* Given problem *
Pull every line containing the word "this" from the records.

########

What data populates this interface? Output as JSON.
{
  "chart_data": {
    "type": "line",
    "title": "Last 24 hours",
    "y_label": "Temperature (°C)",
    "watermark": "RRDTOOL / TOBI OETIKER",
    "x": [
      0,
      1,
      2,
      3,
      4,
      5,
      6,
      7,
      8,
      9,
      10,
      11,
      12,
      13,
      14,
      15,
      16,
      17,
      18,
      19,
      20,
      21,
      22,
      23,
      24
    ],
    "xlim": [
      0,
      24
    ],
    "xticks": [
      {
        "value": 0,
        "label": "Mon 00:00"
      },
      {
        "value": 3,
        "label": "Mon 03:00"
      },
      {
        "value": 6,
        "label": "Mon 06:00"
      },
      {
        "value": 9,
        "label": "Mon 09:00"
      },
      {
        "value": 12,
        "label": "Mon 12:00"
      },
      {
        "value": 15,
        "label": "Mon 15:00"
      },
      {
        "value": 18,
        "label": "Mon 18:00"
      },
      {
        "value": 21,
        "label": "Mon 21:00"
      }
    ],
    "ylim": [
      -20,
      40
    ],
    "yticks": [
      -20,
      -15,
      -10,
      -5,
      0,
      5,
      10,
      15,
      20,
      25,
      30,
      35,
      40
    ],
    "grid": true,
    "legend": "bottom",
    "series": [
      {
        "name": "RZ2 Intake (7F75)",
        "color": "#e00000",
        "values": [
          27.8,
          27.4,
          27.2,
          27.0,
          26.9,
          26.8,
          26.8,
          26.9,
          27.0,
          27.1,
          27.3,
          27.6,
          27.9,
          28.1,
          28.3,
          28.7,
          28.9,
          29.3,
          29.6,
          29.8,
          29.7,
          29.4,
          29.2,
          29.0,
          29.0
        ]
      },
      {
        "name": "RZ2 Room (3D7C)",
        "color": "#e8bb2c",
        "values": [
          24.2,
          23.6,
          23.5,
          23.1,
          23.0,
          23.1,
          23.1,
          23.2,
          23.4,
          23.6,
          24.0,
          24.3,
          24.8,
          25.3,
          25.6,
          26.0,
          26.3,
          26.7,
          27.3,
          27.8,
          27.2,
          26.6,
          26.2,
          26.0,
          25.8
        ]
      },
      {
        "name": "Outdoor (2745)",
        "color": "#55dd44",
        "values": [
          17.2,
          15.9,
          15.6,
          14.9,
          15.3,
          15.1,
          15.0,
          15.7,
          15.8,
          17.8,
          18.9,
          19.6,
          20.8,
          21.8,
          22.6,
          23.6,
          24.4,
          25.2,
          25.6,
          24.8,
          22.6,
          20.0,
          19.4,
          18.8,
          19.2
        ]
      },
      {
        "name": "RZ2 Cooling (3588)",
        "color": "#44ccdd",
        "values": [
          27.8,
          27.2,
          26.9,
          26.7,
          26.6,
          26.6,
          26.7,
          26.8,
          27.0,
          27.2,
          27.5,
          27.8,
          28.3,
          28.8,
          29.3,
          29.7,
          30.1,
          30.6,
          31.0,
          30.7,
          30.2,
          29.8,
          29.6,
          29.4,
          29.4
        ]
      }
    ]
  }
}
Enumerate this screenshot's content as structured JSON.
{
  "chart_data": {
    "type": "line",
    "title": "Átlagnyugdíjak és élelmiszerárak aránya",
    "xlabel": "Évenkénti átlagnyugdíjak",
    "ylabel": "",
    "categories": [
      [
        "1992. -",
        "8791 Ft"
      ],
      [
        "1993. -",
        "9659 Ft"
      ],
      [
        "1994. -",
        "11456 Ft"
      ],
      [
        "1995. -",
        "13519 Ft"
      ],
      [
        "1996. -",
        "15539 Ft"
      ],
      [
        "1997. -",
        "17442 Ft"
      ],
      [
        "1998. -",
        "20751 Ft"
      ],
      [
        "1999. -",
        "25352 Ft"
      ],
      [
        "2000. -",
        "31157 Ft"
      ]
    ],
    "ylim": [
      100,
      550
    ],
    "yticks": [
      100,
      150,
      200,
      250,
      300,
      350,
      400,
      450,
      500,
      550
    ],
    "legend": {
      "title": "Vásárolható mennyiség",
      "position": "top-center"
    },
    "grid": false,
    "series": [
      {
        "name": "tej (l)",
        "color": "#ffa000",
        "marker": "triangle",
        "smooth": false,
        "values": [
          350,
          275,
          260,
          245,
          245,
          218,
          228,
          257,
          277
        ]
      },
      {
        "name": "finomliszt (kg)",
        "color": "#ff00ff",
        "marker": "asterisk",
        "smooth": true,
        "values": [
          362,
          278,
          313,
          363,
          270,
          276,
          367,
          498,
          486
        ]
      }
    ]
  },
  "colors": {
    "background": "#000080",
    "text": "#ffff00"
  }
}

########

* Task output *
What data populates this interface? Output as JSON.
Enumerate this screenshot's content as structured JSON.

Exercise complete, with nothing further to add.